Aufgabe: Schreiben Sie aus dem Text über den Musikmarkt im Nahen Osten und Nordafrika die Stelle von „Das Musikunternehmen BELIEVE hat eine“ bis „äußerst heterogen ist.“ wortgetreu ab, beide Grenzen eingeschlossen.

Untersuchter Text:
↓
Believe analysiert Vielfalt des Musikmarktes im Nahen Osten und Nordafrika
Das Musikunternehmen BELIEVE hat die Vielfalt und das Potenzial des Musikmarktes im Nahen Osten und Nordafrika (MENA) analysiert. Regionalleiterin Dolly Makhoul hebt die Bedeutung sprachlicher und kultureller Unterschiede hervor.

Das Musikunternehmen BELIEVE hat eine Analyse der Vielfalt und des Potenzials des Musikmarktes im Nahen Osten und Nordafrika (MENA) veröffentlicht. BELIEVEs Regionalleiterin für die MENA-Region, Dolly Makhoul, stellt fest, dass der arabische Raum die Region zwar verbindet, das 23 Länder umfassende Gebiet jedoch in Bezug auf Kultur, Wirtschaft und digitale Konsumgewohnheiten äußerst heterogen ist.
↑
Datensätze:
↓
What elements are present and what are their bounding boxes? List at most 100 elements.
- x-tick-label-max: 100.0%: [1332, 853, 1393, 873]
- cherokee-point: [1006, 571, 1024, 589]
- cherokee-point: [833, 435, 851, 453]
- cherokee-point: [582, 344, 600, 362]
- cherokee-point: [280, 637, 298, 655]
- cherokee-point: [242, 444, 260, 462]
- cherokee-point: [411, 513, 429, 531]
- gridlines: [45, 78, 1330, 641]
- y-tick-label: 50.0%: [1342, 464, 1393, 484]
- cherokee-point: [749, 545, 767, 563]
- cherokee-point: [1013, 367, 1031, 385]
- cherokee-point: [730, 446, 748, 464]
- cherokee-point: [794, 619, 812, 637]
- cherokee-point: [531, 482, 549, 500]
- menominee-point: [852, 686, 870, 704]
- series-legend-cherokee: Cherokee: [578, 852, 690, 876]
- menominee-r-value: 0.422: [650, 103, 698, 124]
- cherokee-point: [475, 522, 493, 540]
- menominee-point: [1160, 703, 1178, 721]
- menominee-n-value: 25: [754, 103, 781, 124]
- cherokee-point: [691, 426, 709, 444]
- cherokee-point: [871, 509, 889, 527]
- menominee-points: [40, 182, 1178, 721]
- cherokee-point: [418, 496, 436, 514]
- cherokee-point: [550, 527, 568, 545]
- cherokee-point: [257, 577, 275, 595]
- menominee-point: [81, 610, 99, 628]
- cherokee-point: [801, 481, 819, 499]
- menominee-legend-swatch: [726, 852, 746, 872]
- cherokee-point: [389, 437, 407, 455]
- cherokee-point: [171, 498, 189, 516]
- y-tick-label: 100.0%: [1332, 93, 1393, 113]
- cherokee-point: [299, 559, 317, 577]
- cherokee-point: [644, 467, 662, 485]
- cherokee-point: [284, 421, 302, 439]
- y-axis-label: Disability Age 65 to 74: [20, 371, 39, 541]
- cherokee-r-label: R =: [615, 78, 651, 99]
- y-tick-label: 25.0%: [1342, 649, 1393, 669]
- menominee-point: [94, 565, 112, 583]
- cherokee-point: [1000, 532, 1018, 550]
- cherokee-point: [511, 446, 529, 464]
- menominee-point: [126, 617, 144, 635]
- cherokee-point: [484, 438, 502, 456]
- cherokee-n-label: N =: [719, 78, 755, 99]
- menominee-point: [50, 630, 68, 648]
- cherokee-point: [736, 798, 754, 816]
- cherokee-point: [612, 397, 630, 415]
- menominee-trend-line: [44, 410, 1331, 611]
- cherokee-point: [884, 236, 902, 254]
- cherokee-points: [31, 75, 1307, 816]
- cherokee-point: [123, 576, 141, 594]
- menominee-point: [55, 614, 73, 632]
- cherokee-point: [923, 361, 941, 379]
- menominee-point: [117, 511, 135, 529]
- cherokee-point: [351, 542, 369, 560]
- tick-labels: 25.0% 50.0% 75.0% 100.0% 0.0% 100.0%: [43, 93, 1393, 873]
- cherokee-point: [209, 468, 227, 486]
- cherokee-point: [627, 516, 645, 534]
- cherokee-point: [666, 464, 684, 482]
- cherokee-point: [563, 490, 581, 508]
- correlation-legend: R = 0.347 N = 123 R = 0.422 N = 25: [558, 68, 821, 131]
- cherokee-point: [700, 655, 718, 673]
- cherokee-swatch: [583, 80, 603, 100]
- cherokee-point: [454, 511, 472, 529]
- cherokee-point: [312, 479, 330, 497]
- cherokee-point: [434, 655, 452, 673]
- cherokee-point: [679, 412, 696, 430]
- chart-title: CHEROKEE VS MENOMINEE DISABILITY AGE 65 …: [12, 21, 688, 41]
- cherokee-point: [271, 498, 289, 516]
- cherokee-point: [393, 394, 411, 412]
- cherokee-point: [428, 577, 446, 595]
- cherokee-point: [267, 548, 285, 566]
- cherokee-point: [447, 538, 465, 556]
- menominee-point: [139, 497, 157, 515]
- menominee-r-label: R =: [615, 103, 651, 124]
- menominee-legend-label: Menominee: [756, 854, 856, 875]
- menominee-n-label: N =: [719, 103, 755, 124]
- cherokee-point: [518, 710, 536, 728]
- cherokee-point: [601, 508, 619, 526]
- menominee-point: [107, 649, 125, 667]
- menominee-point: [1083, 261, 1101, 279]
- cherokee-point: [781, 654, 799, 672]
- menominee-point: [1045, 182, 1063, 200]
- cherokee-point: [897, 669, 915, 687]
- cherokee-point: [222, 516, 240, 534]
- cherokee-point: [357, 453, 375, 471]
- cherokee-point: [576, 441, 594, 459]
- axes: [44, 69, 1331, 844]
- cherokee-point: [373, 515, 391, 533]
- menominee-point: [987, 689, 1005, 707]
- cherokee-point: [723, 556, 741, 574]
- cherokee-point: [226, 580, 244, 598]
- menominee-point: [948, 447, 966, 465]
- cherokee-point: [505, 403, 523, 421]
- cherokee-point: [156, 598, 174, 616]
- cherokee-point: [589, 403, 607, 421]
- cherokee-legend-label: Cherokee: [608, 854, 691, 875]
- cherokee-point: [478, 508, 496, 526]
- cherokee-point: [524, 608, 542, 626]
↑
Lösung:
Das Musikunternehmen BELIEVE hat eine Analyse der Vielfalt und des Potenzials des Musikmarktes im Nahen Osten und Nordafrika (MENA) veröffentlicht. BELIEVEs Regionalleiterin für die MENA-Region, Dolly Makhoul, stellt fest, dass der arabische Raum die Region zwar verbindet, das 23 Länder umfassende Gebiet jedoch in Bezug auf Kultur, Wirtschaft und digitale Konsumgewohnheiten äußerst heterogen ist.